WHAT IS ASKED: Copy out every record below with complete accuracy.

====== DATASET EXTRACT

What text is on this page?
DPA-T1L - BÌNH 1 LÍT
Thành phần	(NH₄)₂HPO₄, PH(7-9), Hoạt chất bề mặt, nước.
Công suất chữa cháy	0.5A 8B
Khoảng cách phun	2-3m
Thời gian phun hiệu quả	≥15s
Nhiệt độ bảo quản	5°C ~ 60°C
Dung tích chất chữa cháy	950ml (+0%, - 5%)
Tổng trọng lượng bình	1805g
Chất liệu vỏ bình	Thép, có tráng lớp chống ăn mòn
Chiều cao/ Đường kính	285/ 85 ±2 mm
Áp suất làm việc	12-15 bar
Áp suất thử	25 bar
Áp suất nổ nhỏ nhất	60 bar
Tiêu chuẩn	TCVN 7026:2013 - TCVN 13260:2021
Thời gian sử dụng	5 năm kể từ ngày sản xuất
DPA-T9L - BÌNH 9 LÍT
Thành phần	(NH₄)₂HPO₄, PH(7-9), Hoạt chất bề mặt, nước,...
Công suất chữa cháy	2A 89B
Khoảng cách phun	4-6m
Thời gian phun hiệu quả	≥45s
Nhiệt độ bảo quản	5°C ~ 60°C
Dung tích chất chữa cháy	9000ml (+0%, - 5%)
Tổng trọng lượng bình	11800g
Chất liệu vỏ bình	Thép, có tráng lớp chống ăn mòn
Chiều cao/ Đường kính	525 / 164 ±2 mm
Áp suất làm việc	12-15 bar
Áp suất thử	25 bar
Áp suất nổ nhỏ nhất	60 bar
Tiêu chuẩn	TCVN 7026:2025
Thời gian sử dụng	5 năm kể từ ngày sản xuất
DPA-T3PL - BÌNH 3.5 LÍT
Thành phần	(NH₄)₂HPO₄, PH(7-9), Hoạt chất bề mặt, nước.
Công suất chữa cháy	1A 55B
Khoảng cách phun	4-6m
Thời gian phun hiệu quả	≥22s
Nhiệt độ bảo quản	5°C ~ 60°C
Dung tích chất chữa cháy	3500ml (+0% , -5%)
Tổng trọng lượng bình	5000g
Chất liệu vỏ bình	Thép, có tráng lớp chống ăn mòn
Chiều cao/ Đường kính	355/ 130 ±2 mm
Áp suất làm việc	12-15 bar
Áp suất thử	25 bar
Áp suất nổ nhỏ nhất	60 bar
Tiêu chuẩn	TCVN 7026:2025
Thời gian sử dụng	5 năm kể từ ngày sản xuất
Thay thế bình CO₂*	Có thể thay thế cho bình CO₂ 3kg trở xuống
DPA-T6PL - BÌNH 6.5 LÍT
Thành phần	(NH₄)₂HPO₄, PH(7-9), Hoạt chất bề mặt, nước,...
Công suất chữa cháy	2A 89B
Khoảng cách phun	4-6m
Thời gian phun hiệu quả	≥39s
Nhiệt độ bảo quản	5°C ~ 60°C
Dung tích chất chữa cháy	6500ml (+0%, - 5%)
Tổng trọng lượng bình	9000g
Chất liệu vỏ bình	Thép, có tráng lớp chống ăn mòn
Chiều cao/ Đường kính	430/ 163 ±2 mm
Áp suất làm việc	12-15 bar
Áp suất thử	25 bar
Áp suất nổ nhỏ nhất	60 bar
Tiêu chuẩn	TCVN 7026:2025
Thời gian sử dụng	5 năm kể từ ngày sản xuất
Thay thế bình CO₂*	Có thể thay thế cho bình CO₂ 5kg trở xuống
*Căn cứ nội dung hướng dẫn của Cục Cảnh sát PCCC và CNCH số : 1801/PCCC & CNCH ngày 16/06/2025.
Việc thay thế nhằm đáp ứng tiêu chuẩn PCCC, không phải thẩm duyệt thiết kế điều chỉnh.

============

EXERCISE OUTPUT:
What text is on this page?
DPA-T1L - BÌNH 1 LÍT
Thành phần	(NH₄)₂HPO₄, PH(7-9), Hoạt chất bề mặt, nước.
Công suất chữa cháy	0.5A 8B
Khoảng cách phun	2-3m
Thời gian phun hiệu quả	≥15s
Nhiệt độ bảo quản	5°C ~ 60°C
Dung tích chất chữa cháy	950ml (+0%, - 5%)
Tổng trọng lượng bình	1805g
Chất liệu vỏ bình	Thép, có tráng lớp chống ăn mòn
Chiều cao/ Đường kính	285/ 85 ±2 mm
Áp suất làm việc	12-15 bar
Áp suất thử	25 bar
Áp suất nổ nhỏ nhất	60 bar
Tiêu chuẩn	TCVN 7026:2013 - TCVN 13260:2021
Thời gian sử dụng	5 năm kể từ ngày sản xuất
DPA-T9L - BÌNH 9 LÍT
Thành phần	(NH₄)₂HPO₄, PH(7-9), Hoạt chất bề mặt, nước,...
Công suất chữa cháy	2A 89B
Khoảng cách phun	4-6m
Thời gian phun hiệu quả	≥45s
Nhiệt độ bảo quản	5°C ~ 60°C
Dung tích chất chữa cháy	9000ml (+0%, - 5%)
Tổng trọng lượng bình	11800g
Chất liệu vỏ bình	Thép, có tráng lớp chống ăn mòn
Chiều cao/ Đường kính	525 / 164 ±2 mm
Áp suất làm việc	12-15 bar
Áp suất thử	25 bar
Áp suất nổ nhỏ nhất	60 bar
Tiêu chuẩn	TCVN 7026:2025
Thời gian sử dụng	5 năm kể từ ngày sản xuất
DPA-T3PL - BÌNH 3.5 LÍT
Thành phần	(NH₄)₂HPO₄, PH(7-9), Hoạt chất bề mặt, nước.
Công suất chữa cháy	1A 55B
Khoảng cách phun	4-6m
Thời gian phun hiệu quả	≥22s
Nhiệt độ bảo quản	5°C ~ 60°C
Dung tích chất chữa cháy	3500ml (+0% , -5%)
Tổng trọng lượng bình	5000g
Chất liệu vỏ bình	Thép, có tráng lớp chống ăn mòn
Chiều cao/ Đường kính	355/ 130 ±2 mm
Áp suất làm việc	12-15 bar
Áp suất thử	25 bar
Áp suất nổ nhỏ nhất	60 bar
Tiêu chuẩn	TCVN 7026:2025
Thời gian sử dụng	5 năm kể từ ngày sản xuất
Thay thế bình CO₂*	Có thể thay thế cho bình CO₂ 3kg trở xuống
DPA-T6PL - BÌNH 6.5 LÍT
Thành phần	(NH₄)₂HPO₄, PH(7-9), Hoạt chất bề mặt, nước,...
Công suất chữa cháy	2A 89B
Khoảng cách phun	4-6m
Thời gian phun hiệu quả	≥39s
Nhiệt độ bảo quản	5°C ~ 60°C
Dung tích chất chữa cháy	6500ml (+0%, - 5%)
Tổng trọng lượng bình	9000g
Chất liệu vỏ bình	Thép, có tráng lớp chống ăn mòn
Chiều cao/ Đường kính	430/ 163 ±2 mm
Áp suất làm việc	12-15 bar
Áp suất thử	25 bar
Áp suất nổ nhỏ nhất	60 bar
Tiêu chuẩn	TCVN 7026:2025
Thời gian sử dụng	5 năm kể từ ngày sản xuất
Thay thế bình CO₂*	Có thể thay thế cho bình CO₂ 5kg trở xuống
*Căn cứ nội dung hướng dẫn của Cục Cảnh sát PCCC và CNCH số : 1801/PCCC & CNCH ngày 16/06/2025.
Việc thay thế nhằm đáp ứng tiêu chuẩn PCCC, không phải thẩm duyệt thiết kế điều chỉnh.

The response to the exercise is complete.